Items from a dataset:

-.-.-

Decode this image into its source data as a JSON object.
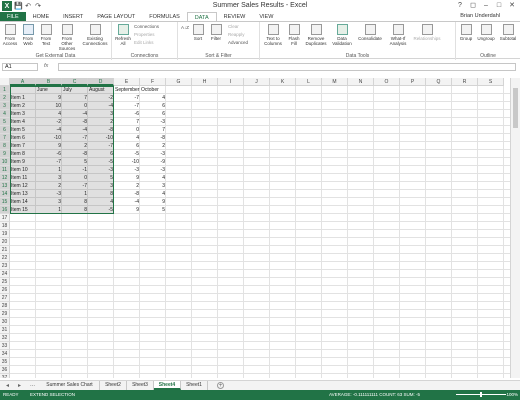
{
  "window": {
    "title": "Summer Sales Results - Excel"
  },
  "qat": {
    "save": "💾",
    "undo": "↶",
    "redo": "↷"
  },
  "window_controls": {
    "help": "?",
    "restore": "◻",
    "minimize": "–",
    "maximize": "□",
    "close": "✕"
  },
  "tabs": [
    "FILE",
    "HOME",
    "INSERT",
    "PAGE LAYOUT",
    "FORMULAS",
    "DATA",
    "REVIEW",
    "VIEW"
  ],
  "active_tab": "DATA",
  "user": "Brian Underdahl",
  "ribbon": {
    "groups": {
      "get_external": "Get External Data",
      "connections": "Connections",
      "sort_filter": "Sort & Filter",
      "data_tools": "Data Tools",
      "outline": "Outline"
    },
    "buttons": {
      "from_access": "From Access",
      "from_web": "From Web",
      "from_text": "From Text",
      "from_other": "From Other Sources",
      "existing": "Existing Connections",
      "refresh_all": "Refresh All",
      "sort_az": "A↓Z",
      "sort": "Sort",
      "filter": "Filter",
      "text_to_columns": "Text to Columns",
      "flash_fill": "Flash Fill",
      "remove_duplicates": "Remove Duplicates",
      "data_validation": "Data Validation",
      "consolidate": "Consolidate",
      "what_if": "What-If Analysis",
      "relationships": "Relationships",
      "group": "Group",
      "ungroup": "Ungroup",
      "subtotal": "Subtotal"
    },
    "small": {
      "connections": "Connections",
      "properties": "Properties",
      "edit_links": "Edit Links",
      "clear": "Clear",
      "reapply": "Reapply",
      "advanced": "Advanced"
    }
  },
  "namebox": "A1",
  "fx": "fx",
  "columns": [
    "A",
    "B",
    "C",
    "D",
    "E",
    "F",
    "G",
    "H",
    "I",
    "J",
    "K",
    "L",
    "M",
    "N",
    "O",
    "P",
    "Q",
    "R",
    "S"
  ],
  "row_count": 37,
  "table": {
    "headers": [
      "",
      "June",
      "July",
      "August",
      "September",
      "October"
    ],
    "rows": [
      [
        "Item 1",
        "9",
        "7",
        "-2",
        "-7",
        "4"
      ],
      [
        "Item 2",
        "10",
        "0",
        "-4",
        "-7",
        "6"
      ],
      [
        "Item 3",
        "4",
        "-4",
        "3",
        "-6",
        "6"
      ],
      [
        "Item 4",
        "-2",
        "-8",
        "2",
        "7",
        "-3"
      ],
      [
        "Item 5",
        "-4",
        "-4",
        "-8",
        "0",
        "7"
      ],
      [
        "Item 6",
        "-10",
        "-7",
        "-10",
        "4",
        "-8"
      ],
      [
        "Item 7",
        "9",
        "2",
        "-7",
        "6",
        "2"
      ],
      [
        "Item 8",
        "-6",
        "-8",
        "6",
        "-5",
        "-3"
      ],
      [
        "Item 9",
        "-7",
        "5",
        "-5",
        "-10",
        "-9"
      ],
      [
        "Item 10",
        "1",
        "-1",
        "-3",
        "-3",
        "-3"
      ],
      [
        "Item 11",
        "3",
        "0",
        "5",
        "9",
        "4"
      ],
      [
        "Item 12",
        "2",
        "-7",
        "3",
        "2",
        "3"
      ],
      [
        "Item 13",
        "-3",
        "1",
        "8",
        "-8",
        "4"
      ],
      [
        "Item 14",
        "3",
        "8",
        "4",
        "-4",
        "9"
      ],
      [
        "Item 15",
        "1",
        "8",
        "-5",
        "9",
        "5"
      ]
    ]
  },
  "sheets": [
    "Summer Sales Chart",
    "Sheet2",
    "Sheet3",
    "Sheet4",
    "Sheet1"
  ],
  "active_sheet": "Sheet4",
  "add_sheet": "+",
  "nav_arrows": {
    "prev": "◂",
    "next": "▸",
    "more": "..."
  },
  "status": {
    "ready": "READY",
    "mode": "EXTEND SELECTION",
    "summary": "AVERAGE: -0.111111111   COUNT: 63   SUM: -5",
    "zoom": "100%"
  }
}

-.-.-

Problem description: Pictures are to be left out; repeat all the remaining data exactly.

Written answer:
Decode this image into its source data as a JSON object.
{
  "window": {
    "title": "Summer Sales Results - Excel"
  },
  "qat": {
    "save": "💾",
    "undo": "↶",
    "redo": "↷"
  },
  "window_controls": {
    "help": "?",
    "restore": "◻",
    "minimize": "–",
    "maximize": "□",
    "close": "✕"
  },
  "tabs": [
    "FILE",
    "HOME",
    "INSERT",
    "PAGE LAYOUT",
    "FORMULAS",
    "DATA",
    "REVIEW",
    "VIEW"
  ],
  "active_tab": "DATA",
  "user": "Brian Underdahl",
  "ribbon": {
    "groups": {
      "get_external": "Get External Data",
      "connections": "Connections",
      "sort_filter": "Sort & Filter",
      "data_tools": "Data Tools",
      "outline": "Outline"
    },
    "buttons": {
      "from_access": "From Access",
      "from_web": "From Web",
      "from_text": "From Text",
      "from_other": "From Other Sources",
      "existing": "Existing Connections",
      "refresh_all": "Refresh All",
      "sort_az": "A↓Z",
      "sort": "Sort",
      "filter": "Filter",
      "text_to_columns": "Text to Columns",
      "flash_fill": "Flash Fill",
      "remove_duplicates": "Remove Duplicates",
      "data_validation": "Data Validation",
      "consolidate": "Consolidate",
      "what_if": "What-If Analysis",
      "relationships": "Relationships",
      "group": "Group",
      "ungroup": "Ungroup",
      "subtotal": "Subtotal"
    },
    "small": {
      "connections": "Connections",
      "properties": "Properties",
      "edit_links": "Edit Links",
      "clear": "Clear",
      "reapply": "Reapply",
      "advanced": "Advanced"
    }
  },
  "namebox": "A1",
  "fx": "fx",
  "columns": [
    "A",
    "B",
    "C",
    "D",
    "E",
    "F",
    "G",
    "H",
    "I",
    "J",
    "K",
    "L",
    "M",
    "N",
    "O",
    "P",
    "Q",
    "R",
    "S"
  ],
  "row_count": 37,
  "table": {
    "headers": [
      "",
      "June",
      "July",
      "August",
      "September",
      "October"
    ],
    "rows": [
      [
        "Item 1",
        "9",
        "7",
        "-2",
        "-7",
        "4"
      ],
      [
        "Item 2",
        "10",
        "0",
        "-4",
        "-7",
        "6"
      ],
      [
        "Item 3",
        "4",
        "-4",
        "3",
        "-6",
        "6"
      ],
      [
        "Item 4",
        "-2",
        "-8",
        "2",
        "7",
        "-3"
      ],
      [
        "Item 5",
        "-4",
        "-4",
        "-8",
        "0",
        "7"
      ],
      [
        "Item 6",
        "-10",
        "-7",
        "-10",
        "4",
        "-8"
      ],
      [
        "Item 7",
        "9",
        "2",
        "-7",
        "6",
        "2"
      ],
      [
        "Item 8",
        "-6",
        "-8",
        "6",
        "-5",
        "-3"
      ],
      [
        "Item 9",
        "-7",
        "5",
        "-5",
        "-10",
        "-9"
      ],
      [
        "Item 10",
        "1",
        "-1",
        "-3",
        "-3",
        "-3"
      ],
      [
        "Item 11",
        "3",
        "0",
        "5",
        "9",
        "4"
      ],
      [
        "Item 12",
        "2",
        "-7",
        "3",
        "2",
        "3"
      ],
      [
        "Item 13",
        "-3",
        "1",
        "8",
        "-8",
        "4"
      ],
      [
        "Item 14",
        "3",
        "8",
        "4",
        "-4",
        "9"
      ],
      [
        "Item 15",
        "1",
        "8",
        "-5",
        "9",
        "5"
      ]
    ]
  },
  "sheets": [
    "Summer Sales Chart",
    "Sheet2",
    "Sheet3",
    "Sheet4",
    "Sheet1"
  ],
  "active_sheet": "Sheet4",
  "add_sheet": "+",
  "nav_arrows": {
    "prev": "◂",
    "next": "▸",
    "more": "..."
  },
  "status": {
    "ready": "READY",
    "mode": "EXTEND SELECTION",
    "summary": "AVERAGE: -0.111111111   COUNT: 63   SUM: -5",
    "zoom": "100%"
  }
}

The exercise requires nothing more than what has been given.